Aim ▸ Copy out each line of the material in which the word "kinh" appears.

---

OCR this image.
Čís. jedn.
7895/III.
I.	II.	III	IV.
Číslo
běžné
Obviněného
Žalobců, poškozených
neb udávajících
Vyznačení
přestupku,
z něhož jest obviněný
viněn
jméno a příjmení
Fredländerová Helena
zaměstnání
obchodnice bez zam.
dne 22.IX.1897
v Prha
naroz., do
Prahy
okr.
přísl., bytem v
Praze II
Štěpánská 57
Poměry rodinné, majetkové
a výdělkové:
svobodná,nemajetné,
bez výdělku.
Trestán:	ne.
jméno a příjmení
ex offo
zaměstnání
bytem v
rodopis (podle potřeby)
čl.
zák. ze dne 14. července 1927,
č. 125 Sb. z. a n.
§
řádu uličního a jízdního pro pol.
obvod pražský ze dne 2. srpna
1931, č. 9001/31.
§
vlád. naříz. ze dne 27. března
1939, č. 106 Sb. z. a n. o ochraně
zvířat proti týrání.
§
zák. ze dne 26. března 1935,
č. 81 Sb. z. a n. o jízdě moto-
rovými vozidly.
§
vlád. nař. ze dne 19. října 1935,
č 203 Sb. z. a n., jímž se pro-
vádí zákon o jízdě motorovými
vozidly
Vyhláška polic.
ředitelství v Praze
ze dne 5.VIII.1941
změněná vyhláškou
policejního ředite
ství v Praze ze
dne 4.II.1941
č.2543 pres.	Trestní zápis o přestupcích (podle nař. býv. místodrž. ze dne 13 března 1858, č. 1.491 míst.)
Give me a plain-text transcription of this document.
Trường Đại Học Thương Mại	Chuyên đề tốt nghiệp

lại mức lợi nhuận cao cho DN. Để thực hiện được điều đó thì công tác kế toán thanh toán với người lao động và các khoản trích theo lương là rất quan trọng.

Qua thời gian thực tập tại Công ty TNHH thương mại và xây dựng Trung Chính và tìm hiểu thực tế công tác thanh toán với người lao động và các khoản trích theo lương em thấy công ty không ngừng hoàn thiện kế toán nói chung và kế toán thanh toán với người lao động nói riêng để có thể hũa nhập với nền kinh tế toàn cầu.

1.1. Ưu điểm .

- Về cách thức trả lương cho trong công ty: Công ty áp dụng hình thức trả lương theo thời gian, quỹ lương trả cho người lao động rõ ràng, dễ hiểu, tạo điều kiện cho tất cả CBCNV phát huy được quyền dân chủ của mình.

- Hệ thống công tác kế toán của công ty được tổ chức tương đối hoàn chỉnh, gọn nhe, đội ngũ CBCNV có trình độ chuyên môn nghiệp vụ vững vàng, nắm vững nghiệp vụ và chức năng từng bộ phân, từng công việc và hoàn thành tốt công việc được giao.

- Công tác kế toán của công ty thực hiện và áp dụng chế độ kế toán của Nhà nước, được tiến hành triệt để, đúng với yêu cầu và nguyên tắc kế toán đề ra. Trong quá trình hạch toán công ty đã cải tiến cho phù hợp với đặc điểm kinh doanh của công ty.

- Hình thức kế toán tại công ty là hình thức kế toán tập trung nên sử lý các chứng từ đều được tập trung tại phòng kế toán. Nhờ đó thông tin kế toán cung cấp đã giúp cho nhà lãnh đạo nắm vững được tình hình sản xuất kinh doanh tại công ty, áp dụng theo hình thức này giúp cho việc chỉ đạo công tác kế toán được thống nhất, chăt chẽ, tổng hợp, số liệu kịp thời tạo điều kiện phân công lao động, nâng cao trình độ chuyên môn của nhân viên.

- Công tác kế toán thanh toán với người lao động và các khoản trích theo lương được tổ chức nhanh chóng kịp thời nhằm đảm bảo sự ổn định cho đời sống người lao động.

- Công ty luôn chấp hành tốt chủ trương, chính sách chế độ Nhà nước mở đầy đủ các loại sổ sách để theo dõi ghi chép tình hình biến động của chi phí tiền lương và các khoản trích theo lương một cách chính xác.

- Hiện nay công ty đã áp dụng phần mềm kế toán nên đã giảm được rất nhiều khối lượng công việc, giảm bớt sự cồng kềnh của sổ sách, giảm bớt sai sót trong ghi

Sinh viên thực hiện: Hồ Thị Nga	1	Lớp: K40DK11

---

Solution for this task ▸
Qua thời gian thực tập tại Công ty TNHH thương mại và xây dựng Trung Chính và tìm hiểu thực tế công tác thanh toán với người lao động và các khoản trích theo lương em thấy công ty không ngừng hoàn thiện kế toán nói chung và kế toán thanh toán với người lao động nói riêng để có thể hũa nhập với nền kinh tế toàn cầu.
- Công tác kế toán của công ty thực hiện và áp dụng chế độ kế toán của Nhà nước, được tiến hành triệt để, đúng với yêu cầu và nguyên tắc kế toán đề ra. Trong quá trình hạch toán công ty đã cải tiến cho phù hợp với đặc điểm kinh doanh của công ty.
- Hình thức kế toán tại công ty là hình thức kế toán tập trung nên sử lý các chứng từ đều được tập trung tại phòng kế toán. Nhờ đó thông tin kế toán cung cấp đã giúp cho nhà lãnh đạo nắm vững được tình hình sản xuất kinh doanh tại công ty, áp dụng theo hình thức này giúp cho việc chỉ đạo công tác kế toán được thống nhất, chăt chẽ, tổng hợp, số liệu kịp thời tạo điều kiện phân công lao động, nâng cao trình độ chuyên môn của nhân viên.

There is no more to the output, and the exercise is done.